Render the items as a numbered list with blank lines omitted, starting at the first line and ending after the line that contains "Point — [380, 376, 390, 383]".

___ DATA SECTION

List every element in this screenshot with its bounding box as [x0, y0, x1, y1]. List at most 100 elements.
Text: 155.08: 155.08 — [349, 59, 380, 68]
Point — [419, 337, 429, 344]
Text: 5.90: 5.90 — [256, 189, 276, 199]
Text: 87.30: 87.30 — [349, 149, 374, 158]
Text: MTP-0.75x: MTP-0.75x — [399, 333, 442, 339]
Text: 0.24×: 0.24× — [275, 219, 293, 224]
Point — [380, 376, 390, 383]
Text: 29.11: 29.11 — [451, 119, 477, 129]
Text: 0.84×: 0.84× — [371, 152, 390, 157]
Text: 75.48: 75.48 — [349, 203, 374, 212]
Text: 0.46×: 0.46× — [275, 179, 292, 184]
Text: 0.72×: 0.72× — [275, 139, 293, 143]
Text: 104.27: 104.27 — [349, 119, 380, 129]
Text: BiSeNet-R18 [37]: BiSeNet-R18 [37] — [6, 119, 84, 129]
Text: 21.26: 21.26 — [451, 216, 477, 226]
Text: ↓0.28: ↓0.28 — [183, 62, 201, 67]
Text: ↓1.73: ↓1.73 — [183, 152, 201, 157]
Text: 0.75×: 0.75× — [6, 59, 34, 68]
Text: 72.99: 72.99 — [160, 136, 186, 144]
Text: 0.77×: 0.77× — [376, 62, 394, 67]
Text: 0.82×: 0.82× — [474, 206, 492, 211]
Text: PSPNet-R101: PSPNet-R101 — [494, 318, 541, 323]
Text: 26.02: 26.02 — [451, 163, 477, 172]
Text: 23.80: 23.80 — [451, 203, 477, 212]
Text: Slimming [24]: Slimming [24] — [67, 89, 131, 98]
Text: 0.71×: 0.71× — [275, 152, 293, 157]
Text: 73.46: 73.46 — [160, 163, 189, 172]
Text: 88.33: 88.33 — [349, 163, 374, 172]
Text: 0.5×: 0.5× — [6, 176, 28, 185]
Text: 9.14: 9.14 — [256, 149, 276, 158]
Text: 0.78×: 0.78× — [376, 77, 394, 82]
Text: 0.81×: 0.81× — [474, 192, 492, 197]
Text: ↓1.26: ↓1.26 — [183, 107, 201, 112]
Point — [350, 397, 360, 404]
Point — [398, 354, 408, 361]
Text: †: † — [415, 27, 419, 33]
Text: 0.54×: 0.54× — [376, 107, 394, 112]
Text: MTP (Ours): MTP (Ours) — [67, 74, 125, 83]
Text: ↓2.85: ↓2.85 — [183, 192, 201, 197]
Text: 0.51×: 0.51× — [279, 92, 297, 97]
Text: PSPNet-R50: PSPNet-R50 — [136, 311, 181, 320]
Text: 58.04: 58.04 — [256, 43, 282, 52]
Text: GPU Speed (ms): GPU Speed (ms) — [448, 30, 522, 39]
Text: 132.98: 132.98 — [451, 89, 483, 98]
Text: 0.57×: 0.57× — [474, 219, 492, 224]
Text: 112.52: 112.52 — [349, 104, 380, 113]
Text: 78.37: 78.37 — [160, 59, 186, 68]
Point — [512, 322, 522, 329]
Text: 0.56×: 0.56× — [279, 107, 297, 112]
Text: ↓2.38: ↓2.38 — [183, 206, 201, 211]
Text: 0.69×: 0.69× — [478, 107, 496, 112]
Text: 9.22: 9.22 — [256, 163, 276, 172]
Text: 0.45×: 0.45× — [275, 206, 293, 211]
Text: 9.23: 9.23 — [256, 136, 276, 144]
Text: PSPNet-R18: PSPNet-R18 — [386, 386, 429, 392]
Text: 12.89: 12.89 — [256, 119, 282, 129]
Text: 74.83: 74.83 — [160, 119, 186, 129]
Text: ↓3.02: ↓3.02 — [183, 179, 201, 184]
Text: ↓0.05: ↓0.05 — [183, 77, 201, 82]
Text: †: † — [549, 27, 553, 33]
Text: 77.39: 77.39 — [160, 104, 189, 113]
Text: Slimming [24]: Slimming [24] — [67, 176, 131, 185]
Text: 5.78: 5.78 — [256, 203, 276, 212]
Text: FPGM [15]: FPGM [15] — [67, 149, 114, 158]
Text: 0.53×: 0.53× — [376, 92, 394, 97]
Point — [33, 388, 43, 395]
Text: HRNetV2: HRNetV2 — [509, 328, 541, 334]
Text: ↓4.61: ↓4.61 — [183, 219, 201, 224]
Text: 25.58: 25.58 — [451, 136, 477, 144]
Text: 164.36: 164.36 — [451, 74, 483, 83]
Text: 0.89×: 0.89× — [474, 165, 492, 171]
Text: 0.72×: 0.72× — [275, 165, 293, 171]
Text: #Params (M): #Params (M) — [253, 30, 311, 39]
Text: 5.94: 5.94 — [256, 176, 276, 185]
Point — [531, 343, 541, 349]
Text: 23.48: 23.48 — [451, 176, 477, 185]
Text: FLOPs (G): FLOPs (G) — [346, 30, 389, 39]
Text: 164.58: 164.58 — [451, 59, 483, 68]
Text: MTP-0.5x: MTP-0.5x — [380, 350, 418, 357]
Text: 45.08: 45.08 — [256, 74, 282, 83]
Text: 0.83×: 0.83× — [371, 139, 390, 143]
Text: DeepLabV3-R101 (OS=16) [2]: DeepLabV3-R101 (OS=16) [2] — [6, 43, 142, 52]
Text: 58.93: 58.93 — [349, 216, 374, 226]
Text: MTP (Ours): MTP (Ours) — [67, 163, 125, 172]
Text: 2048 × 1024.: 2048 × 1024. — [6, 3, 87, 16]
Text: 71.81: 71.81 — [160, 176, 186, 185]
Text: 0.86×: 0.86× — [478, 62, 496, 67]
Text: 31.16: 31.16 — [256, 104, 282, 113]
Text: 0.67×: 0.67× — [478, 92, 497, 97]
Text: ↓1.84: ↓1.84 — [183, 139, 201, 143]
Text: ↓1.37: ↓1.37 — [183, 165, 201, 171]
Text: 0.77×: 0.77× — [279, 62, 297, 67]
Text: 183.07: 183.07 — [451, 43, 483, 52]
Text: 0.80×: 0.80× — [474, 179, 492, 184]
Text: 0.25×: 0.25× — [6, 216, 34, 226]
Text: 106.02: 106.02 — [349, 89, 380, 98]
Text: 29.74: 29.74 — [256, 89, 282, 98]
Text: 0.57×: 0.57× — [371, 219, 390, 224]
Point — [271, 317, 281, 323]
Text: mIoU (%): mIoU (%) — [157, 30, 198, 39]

______

**FINAL RESULT:**
1. List every element in this screenshot with its bounding box as [x0, y0, x1, y1]. List at most 100 elements.
2. Text: 155.08: 155.08 — [349, 59, 380, 68]
3. Point — [419, 337, 429, 344]
4. Text: 5.90: 5.90 — [256, 189, 276, 199]
5. Text: 87.30: 87.30 — [349, 149, 374, 158]
6. Text: MTP-0.75x: MTP-0.75x — [399, 333, 442, 339]
7. Text: 0.24×: 0.24× — [275, 219, 293, 224]
8. Point — [380, 376, 390, 383]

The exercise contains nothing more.